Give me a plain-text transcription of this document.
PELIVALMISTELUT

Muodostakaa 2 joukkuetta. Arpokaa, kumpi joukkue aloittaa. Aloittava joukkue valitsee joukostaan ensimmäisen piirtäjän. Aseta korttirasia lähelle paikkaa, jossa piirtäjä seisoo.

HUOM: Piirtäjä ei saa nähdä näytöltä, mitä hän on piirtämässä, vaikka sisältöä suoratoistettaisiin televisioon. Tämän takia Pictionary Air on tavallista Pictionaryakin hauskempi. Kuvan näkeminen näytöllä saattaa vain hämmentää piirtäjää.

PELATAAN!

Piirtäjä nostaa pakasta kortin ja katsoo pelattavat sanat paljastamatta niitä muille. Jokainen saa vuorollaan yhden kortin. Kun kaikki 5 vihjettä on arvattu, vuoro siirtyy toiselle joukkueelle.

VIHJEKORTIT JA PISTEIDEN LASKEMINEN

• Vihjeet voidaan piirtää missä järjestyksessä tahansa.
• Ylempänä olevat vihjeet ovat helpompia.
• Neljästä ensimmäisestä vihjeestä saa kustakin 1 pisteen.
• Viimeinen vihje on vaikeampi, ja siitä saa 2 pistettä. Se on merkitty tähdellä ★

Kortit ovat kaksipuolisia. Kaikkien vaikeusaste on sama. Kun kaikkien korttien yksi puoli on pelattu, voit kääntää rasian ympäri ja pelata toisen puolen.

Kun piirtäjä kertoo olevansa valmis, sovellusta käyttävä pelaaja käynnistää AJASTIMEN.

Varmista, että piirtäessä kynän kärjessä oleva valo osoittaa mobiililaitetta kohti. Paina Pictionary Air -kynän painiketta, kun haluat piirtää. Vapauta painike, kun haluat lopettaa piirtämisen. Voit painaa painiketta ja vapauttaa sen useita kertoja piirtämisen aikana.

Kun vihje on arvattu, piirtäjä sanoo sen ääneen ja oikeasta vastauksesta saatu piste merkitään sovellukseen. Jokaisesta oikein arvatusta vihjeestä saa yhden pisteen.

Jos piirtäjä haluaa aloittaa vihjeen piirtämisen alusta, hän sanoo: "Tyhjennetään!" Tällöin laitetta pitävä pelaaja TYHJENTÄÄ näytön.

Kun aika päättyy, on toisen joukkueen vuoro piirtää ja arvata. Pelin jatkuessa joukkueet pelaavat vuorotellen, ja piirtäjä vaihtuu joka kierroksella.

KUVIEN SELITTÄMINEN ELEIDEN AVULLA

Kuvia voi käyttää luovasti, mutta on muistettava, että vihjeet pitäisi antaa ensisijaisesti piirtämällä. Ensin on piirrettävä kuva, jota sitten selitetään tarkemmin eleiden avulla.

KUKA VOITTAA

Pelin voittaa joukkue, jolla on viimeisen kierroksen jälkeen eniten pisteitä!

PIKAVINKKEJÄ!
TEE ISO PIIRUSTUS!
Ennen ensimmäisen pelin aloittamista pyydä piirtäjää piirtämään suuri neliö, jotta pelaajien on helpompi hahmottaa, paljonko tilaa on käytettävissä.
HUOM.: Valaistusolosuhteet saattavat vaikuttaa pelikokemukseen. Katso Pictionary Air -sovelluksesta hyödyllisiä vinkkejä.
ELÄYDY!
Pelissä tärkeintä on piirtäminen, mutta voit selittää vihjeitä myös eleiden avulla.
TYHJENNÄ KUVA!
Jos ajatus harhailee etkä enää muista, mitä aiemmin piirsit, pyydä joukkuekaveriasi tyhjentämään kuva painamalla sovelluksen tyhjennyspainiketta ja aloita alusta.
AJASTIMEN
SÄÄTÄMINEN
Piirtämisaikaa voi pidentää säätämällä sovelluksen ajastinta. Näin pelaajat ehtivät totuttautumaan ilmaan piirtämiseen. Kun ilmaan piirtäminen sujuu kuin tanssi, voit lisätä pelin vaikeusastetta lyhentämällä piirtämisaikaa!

## PROBLEM TO WORK ON
Look over the material above and show each line where "vihjeestä" appears.

## WRITTEN SOLUTION
• Neljästä ensimmäisestä vihjeestä saa kustakin 1 pisteen.
Kun vihje on arvattu, piirtäjä sanoo sen ääneen ja oikeasta vastauksesta saatu piste merkitään sovellukseen. Jokaisesta oikein arvatusta vihjeestä saa yhden pisteen.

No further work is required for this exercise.